--- STORED RECORDS ---
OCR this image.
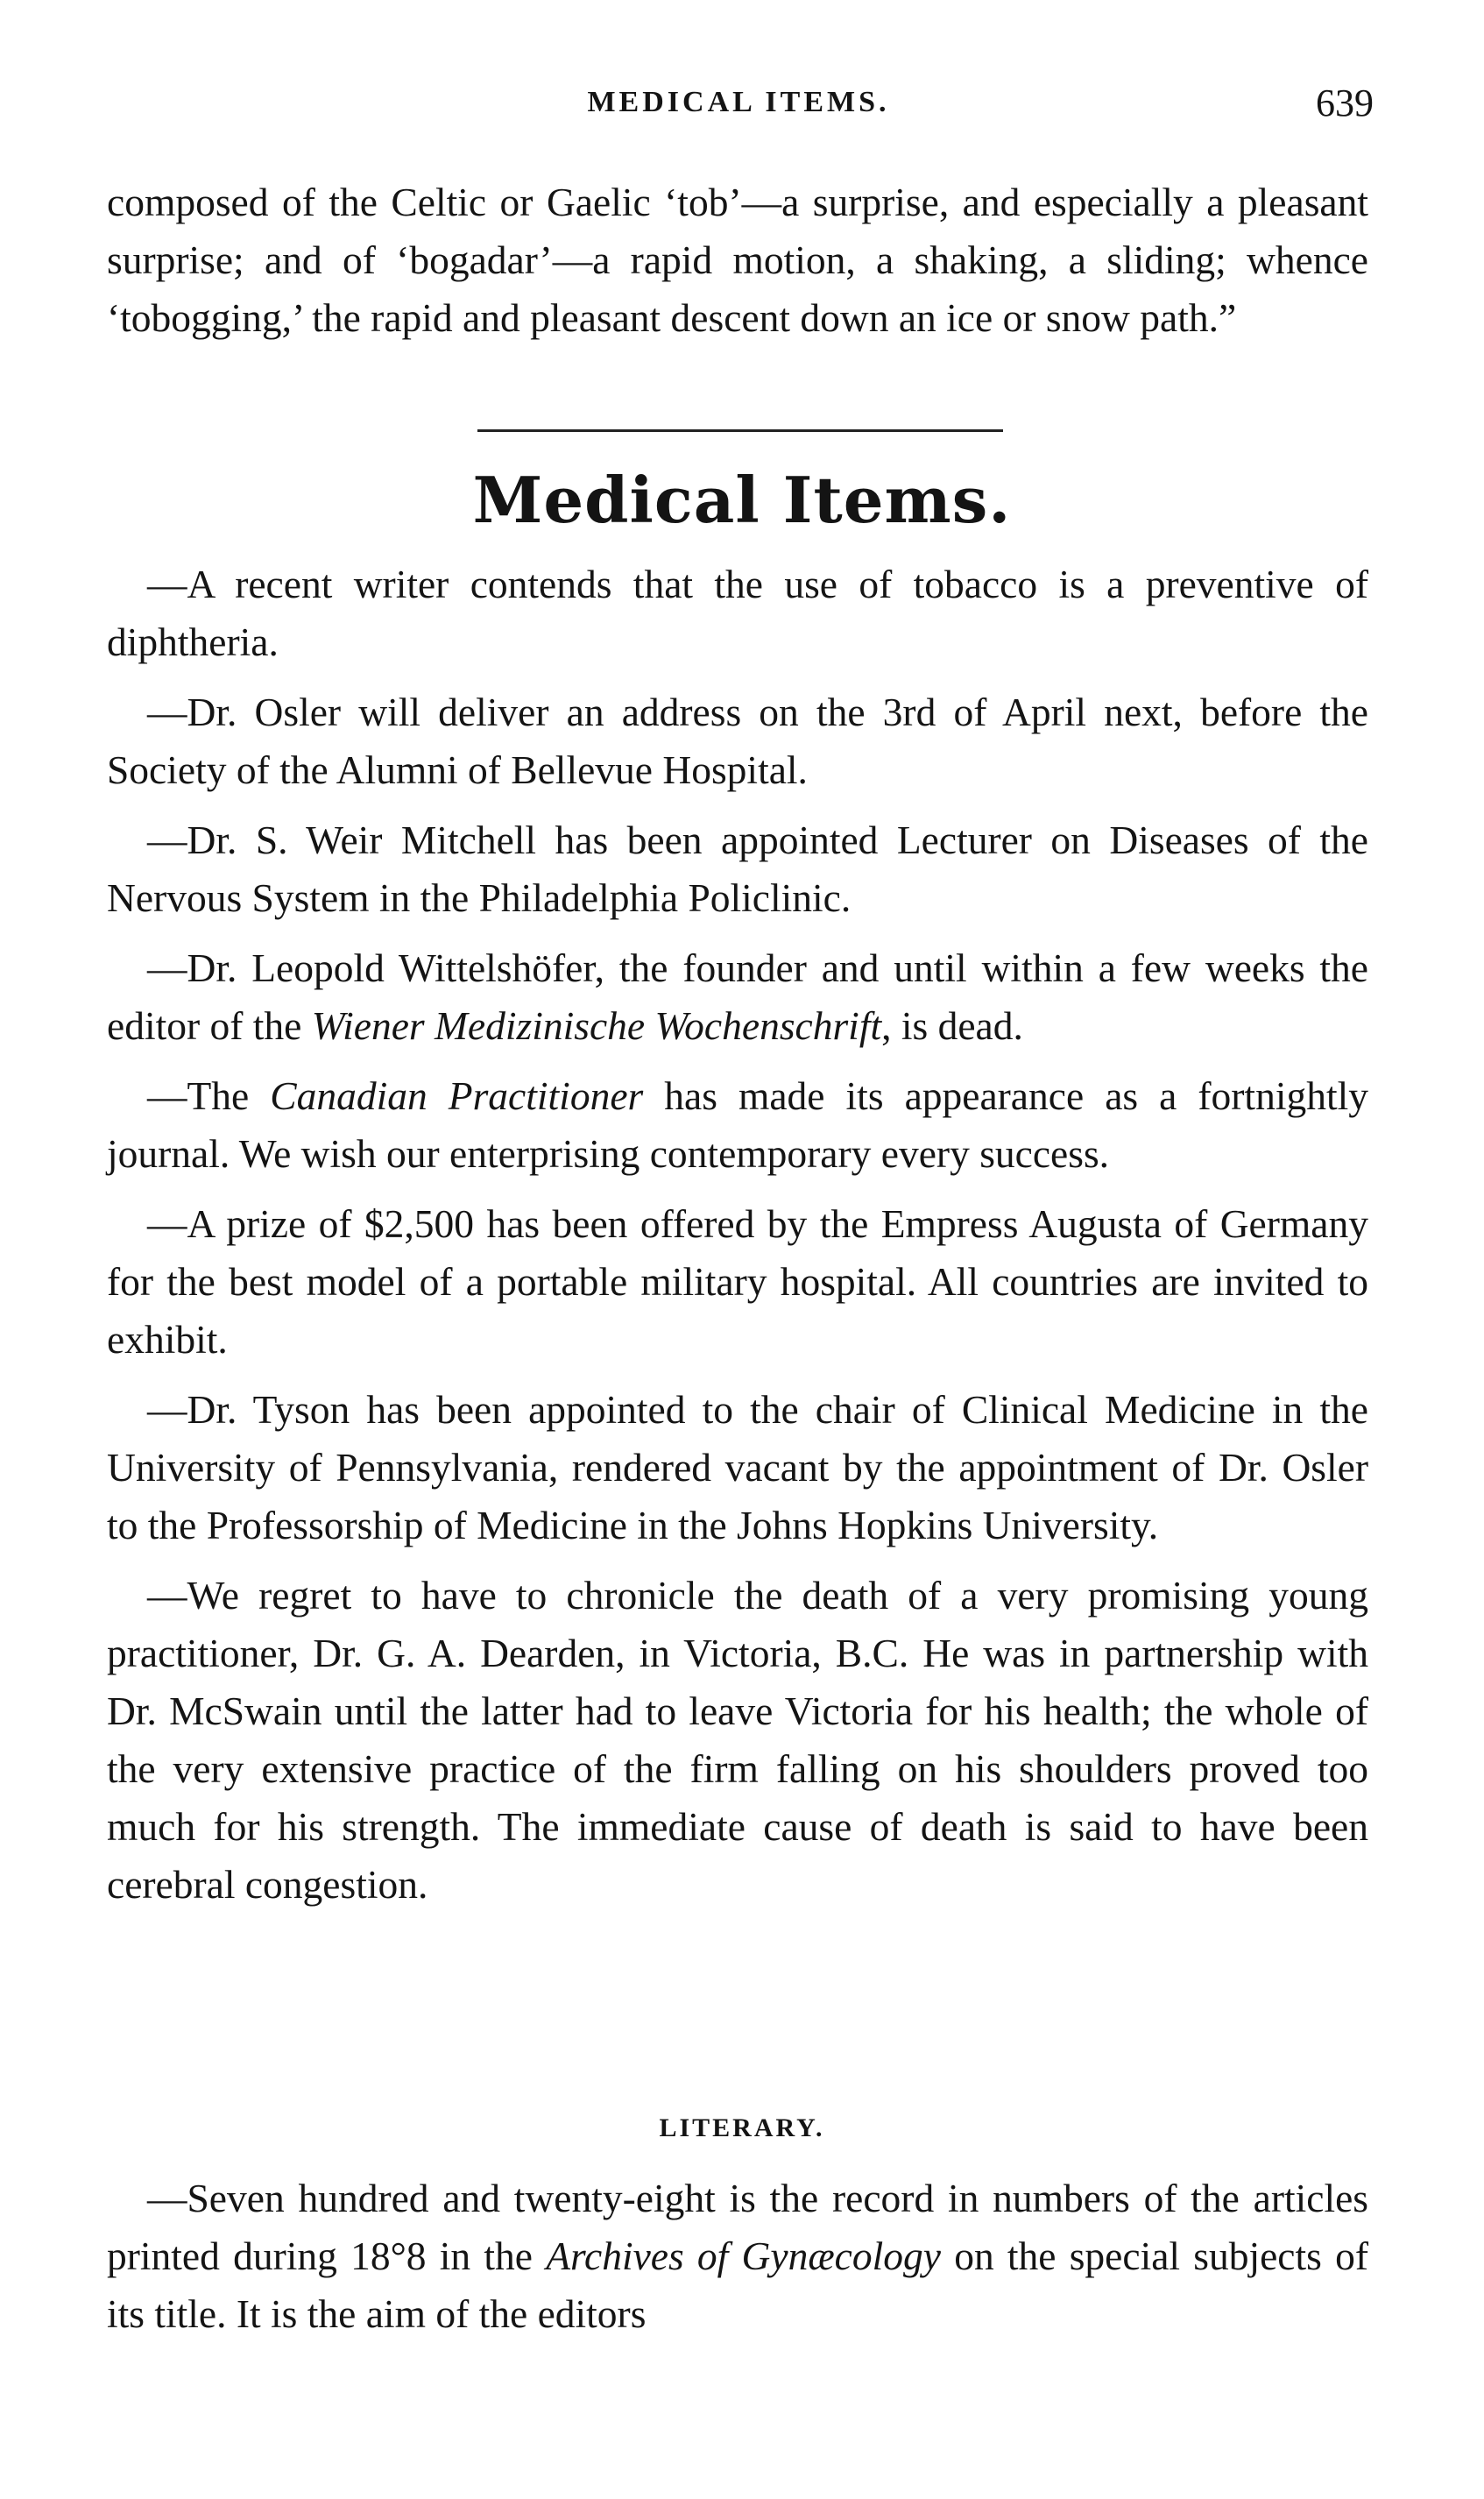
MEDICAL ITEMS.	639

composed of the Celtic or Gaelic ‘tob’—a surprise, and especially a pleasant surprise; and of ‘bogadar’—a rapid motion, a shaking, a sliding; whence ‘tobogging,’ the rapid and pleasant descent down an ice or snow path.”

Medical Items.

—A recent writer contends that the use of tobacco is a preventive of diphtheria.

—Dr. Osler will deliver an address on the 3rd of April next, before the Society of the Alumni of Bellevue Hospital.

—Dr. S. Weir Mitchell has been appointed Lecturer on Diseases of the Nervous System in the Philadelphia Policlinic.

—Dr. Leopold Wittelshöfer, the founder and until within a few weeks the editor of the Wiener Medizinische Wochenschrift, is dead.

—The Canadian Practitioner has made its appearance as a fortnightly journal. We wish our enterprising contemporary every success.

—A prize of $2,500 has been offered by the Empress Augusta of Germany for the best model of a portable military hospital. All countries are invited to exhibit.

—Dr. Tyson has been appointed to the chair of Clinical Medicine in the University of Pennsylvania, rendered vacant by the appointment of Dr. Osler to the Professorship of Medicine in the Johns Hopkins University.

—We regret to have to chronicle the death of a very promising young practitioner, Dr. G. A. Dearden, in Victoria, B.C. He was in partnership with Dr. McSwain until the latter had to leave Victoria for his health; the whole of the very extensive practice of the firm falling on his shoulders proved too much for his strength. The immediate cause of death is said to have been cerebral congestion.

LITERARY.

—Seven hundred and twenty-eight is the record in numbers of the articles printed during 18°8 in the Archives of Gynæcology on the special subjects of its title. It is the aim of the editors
---
### EXERCISE DETAILS
All records must be output exactly as they are, except for the pictures, which are left out.

### COMPLETE RESPONSE
OCR this image.
MEDICAL ITEMS.	639

composed of the Celtic or Gaelic ‘tob’—a surprise, and especially a pleasant surprise; and of ‘bogadar’—a rapid motion, a shaking, a sliding; whence ‘tobogging,’ the rapid and pleasant descent down an ice or snow path.”

Medical Items.

—A recent writer contends that the use of tobacco is a preventive of diphtheria.

—Dr. Osler will deliver an address on the 3rd of April next, before the Society of the Alumni of Bellevue Hospital.

—Dr. S. Weir Mitchell has been appointed Lecturer on Diseases of the Nervous System in the Philadelphia Policlinic.

—Dr. Leopold Wittelshöfer, the founder and until within a few weeks the editor of the Wiener Medizinische Wochenschrift, is dead.

—The Canadian Practitioner has made its appearance as a fortnightly journal. We wish our enterprising contemporary every success.

—A prize of $2,500 has been offered by the Empress Augusta of Germany for the best model of a portable military hospital. All countries are invited to exhibit.

—Dr. Tyson has been appointed to the chair of Clinical Medicine in the University of Pennsylvania, rendered vacant by the appointment of Dr. Osler to the Professorship of Medicine in the Johns Hopkins University.

—We regret to have to chronicle the death of a very promising young practitioner, Dr. G. A. Dearden, in Victoria, B.C. He was in partnership with Dr. McSwain until the latter had to leave Victoria for his health; the whole of the very extensive practice of the firm falling on his shoulders proved too much for his strength. The immediate cause of death is said to have been cerebral congestion.

LITERARY.

—Seven hundred and twenty-eight is the record in numbers of the articles printed during 18°8 in the Archives of Gynæcology on the special subjects of its title. It is the aim of the editors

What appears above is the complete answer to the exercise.